▶ [Written request]
Reproduce the listing below with each "screenshot" switched to "image" and every other line left as it is. Leave the pictures out.

▶ [Excerpted records]
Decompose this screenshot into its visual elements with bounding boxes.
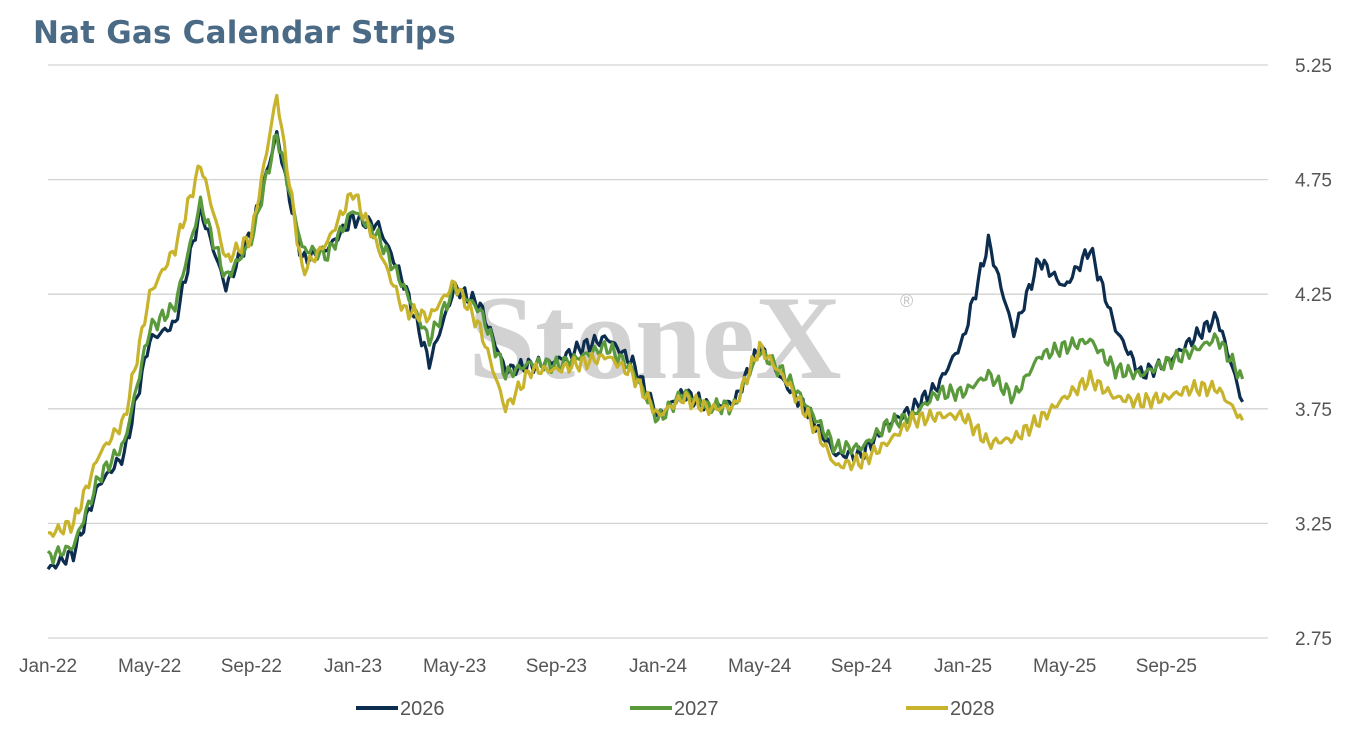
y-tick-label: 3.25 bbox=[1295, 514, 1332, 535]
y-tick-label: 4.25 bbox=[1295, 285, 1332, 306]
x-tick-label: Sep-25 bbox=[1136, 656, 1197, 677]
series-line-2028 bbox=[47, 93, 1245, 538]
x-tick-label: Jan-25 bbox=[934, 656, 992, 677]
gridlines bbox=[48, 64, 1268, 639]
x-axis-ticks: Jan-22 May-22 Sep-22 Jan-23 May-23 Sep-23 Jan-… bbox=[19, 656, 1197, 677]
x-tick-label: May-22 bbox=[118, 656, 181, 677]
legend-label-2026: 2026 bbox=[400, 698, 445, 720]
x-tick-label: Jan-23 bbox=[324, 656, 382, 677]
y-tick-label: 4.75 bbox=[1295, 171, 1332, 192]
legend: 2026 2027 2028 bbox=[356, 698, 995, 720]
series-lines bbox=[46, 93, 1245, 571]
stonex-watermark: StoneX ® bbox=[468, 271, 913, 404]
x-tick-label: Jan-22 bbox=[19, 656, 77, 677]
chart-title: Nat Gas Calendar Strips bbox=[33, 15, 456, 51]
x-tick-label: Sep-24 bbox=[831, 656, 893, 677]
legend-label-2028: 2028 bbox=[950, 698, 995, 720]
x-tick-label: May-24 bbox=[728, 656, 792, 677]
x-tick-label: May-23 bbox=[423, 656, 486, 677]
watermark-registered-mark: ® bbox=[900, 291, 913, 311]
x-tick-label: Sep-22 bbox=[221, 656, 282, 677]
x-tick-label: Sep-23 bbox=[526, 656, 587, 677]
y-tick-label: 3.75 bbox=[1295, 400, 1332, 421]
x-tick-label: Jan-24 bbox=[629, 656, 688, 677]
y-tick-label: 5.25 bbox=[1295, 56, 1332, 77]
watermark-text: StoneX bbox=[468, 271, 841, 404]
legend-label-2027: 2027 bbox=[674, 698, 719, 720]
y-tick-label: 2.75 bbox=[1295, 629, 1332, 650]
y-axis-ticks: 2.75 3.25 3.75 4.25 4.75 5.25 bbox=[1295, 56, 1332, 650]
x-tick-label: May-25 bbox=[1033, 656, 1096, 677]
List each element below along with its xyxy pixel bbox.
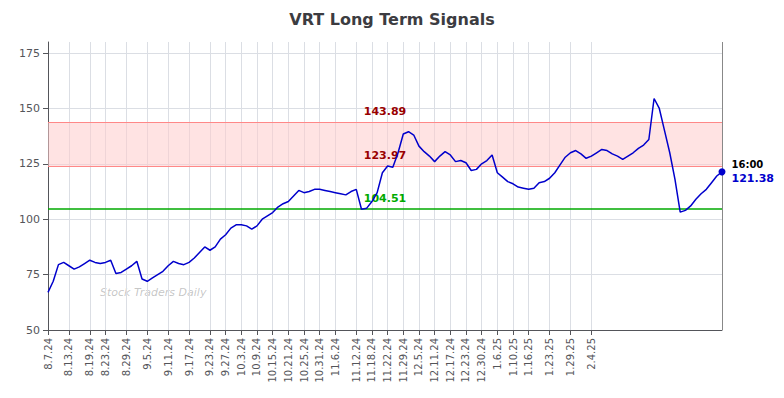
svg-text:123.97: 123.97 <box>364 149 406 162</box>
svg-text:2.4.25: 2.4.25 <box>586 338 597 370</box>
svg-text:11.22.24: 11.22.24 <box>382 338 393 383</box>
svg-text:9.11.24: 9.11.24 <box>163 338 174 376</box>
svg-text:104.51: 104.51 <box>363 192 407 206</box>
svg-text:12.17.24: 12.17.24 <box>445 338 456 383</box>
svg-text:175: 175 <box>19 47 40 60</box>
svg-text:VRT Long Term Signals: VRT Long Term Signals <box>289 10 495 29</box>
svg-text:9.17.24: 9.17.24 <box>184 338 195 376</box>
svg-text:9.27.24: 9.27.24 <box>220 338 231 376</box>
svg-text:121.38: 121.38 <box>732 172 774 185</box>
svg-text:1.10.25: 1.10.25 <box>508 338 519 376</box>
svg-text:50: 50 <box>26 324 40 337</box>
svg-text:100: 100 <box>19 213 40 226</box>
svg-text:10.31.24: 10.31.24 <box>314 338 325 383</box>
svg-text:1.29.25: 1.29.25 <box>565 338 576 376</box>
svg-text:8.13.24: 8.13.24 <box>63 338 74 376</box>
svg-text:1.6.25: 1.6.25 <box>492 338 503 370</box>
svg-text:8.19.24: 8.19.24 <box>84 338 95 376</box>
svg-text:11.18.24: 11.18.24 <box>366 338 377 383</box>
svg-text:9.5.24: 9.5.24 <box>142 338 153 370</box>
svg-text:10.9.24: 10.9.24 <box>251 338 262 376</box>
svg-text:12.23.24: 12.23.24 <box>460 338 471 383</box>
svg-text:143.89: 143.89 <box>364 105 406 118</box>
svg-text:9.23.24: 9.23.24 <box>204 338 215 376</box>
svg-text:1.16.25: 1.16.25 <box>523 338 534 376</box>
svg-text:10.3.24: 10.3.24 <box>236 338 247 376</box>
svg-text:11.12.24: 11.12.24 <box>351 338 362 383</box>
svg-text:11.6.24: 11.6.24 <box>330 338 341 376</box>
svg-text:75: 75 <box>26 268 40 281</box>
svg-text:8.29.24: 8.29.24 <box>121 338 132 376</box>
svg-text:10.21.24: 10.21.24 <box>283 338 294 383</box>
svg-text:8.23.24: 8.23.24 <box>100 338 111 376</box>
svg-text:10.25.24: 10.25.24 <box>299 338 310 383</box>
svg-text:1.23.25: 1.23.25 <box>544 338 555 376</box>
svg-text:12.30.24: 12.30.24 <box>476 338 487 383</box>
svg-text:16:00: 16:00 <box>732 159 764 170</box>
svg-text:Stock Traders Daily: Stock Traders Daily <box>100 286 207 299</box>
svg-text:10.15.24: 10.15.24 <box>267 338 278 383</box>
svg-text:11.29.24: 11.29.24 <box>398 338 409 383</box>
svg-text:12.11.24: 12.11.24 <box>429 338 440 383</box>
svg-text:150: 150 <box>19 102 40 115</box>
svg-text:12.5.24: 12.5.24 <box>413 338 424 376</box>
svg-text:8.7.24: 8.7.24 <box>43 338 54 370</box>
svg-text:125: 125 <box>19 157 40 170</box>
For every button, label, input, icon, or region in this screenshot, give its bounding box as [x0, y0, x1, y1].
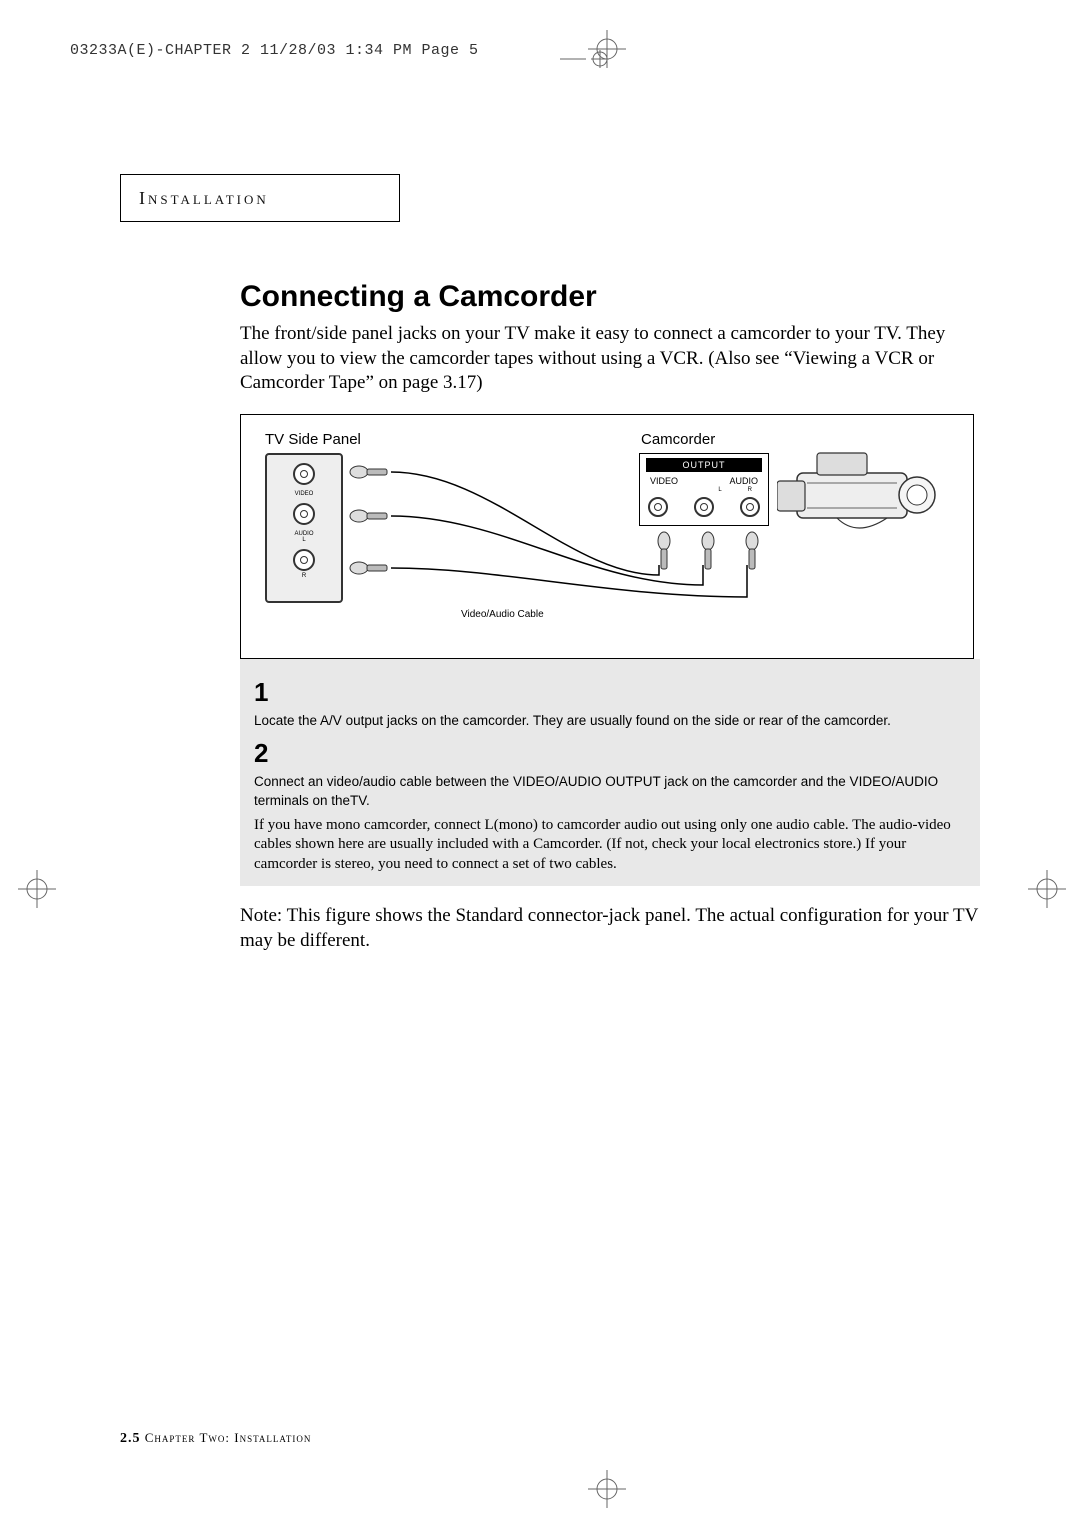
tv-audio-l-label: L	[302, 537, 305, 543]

▶ [Result for this task]
Decompose this image into its visual elements with bounding boxes.
y-tick-label: 3.25 bbox=[1295, 514, 1332, 535]
y-tick-label: 4.25 bbox=[1295, 285, 1332, 306]
x-tick-label: Sep-25 bbox=[1136, 656, 1197, 677]
series-line-2028 bbox=[47, 93, 1245, 538]
x-tick-label: Jan-25 bbox=[934, 656, 992, 677]
gridlines bbox=[48, 64, 1268, 639]
x-axis-ticks: Jan-22 May-22 Sep-22 Jan-23 May-23 Sep-23 Jan-… bbox=[19, 656, 1197, 677]
x-tick-label: May-22 bbox=[118, 656, 181, 677]
legend-label-2026: 2026 bbox=[400, 698, 445, 720]
x-tick-label: Jan-23 bbox=[324, 656, 382, 677]
y-tick-label: 4.75 bbox=[1295, 171, 1332, 192]
legend: 2026 2027 2028 bbox=[356, 698, 995, 720]
series-lines bbox=[46, 93, 1245, 571]
stonex-watermark: StoneX ® bbox=[468, 271, 913, 404]
x-tick-label: Jan-22 bbox=[19, 656, 77, 677]
chart-title: Nat Gas Calendar Strips bbox=[33, 15, 456, 51]
x-tick-label: Sep-24 bbox=[831, 656, 893, 677]
legend-label-2028: 2028 bbox=[950, 698, 995, 720]
x-tick-label: May-24 bbox=[728, 656, 792, 677]
x-tick-label: May-23 bbox=[423, 656, 486, 677]
watermark-registered-mark: ® bbox=[900, 291, 913, 311]
x-tick-label: Sep-22 bbox=[221, 656, 282, 677]
x-tick-label: Sep-23 bbox=[526, 656, 587, 677]
y-tick-label: 3.75 bbox=[1295, 400, 1332, 421]
x-tick-label: Jan-24 bbox=[629, 656, 688, 677]
y-tick-label: 5.25 bbox=[1295, 56, 1332, 77]
watermark-text: StoneX bbox=[468, 271, 841, 404]
legend-label-2027: 2027 bbox=[674, 698, 719, 720]
y-tick-label: 2.75 bbox=[1295, 629, 1332, 650]
y-axis-ticks: 2.75 3.25 3.75 4.25 4.75 5.25 bbox=[1295, 56, 1332, 650]
x-tick-label: May-25 bbox=[1033, 656, 1096, 677]
List each element below along with its xyxy pixel bbox.
svg-text:123.97: 123.97 <box>364 149 406 162</box>
svg-text:2.4.25: 2.4.25 <box>586 338 597 370</box>
svg-text:11.22.24: 11.22.24 <box>382 338 393 383</box>
svg-text:9.11.24: 9.11.24 <box>163 338 174 376</box>
svg-text:104.51: 104.51 <box>363 192 407 206</box>
svg-text:12.17.24: 12.17.24 <box>445 338 456 383</box>
svg-text:175: 175 <box>19 47 40 60</box>
svg-text:VRT Long Term Signals: VRT Long Term Signals <box>289 10 495 29</box>
svg-text:9.17.24: 9.17.24 <box>184 338 195 376</box>
svg-text:9.27.24: 9.27.24 <box>220 338 231 376</box>
svg-text:121.38: 121.38 <box>732 172 774 185</box>
svg-text:1.10.25: 1.10.25 <box>508 338 519 376</box>
svg-text:50: 50 <box>26 324 40 337</box>
svg-text:100: 100 <box>19 213 40 226</box>
svg-text:10.31.24: 10.31.24 <box>314 338 325 383</box>
svg-text:1.29.25: 1.29.25 <box>565 338 576 376</box>
svg-text:8.13.24: 8.13.24 <box>63 338 74 376</box>
svg-text:1.6.25: 1.6.25 <box>492 338 503 370</box>
svg-text:8.19.24: 8.19.24 <box>84 338 95 376</box>
svg-text:11.18.24: 11.18.24 <box>366 338 377 383</box>
svg-text:9.5.24: 9.5.24 <box>142 338 153 370</box>
svg-text:10.9.24: 10.9.24 <box>251 338 262 376</box>
svg-text:12.23.24: 12.23.24 <box>460 338 471 383</box>
svg-text:143.89: 143.89 <box>364 105 406 118</box>
svg-text:9.23.24: 9.23.24 <box>204 338 215 376</box>
svg-text:1.16.25: 1.16.25 <box>523 338 534 376</box>
svg-text:10.3.24: 10.3.24 <box>236 338 247 376</box>
svg-text:11.12.24: 11.12.24 <box>351 338 362 383</box>
svg-text:11.6.24: 11.6.24 <box>330 338 341 376</box>
svg-text:75: 75 <box>26 268 40 281</box>
svg-text:8.29.24: 8.29.24 <box>121 338 132 376</box>
svg-text:10.21.24: 10.21.24 <box>283 338 294 383</box>
svg-text:8.23.24: 8.23.24 <box>100 338 111 376</box>
svg-text:10.25.24: 10.25.24 <box>299 338 310 383</box>
svg-text:1.23.25: 1.23.25 <box>544 338 555 376</box>
svg-text:12.30.24: 12.30.24 <box>476 338 487 383</box>
svg-text:16:00: 16:00 <box>732 159 764 170</box>
svg-text:Stock Traders Daily: Stock Traders Daily <box>100 286 207 299</box>
svg-text:10.15.24: 10.15.24 <box>267 338 278 383</box>
svg-text:11.29.24: 11.29.24 <box>398 338 409 383</box>
svg-text:12.11.24: 12.11.24 <box>429 338 440 383</box>
svg-text:150: 150 <box>19 102 40 115</box>
svg-text:12.5.24: 12.5.24 <box>413 338 424 376</box>
svg-text:8.7.24: 8.7.24 <box>43 338 54 370</box>
svg-text:125: 125 <box>19 157 40 170</box>
For every button, label, input, icon, or region in this image, give its bounding box as [x0, y0, x1, y1].
tv-audio-l-label: L	[302, 537, 305, 543]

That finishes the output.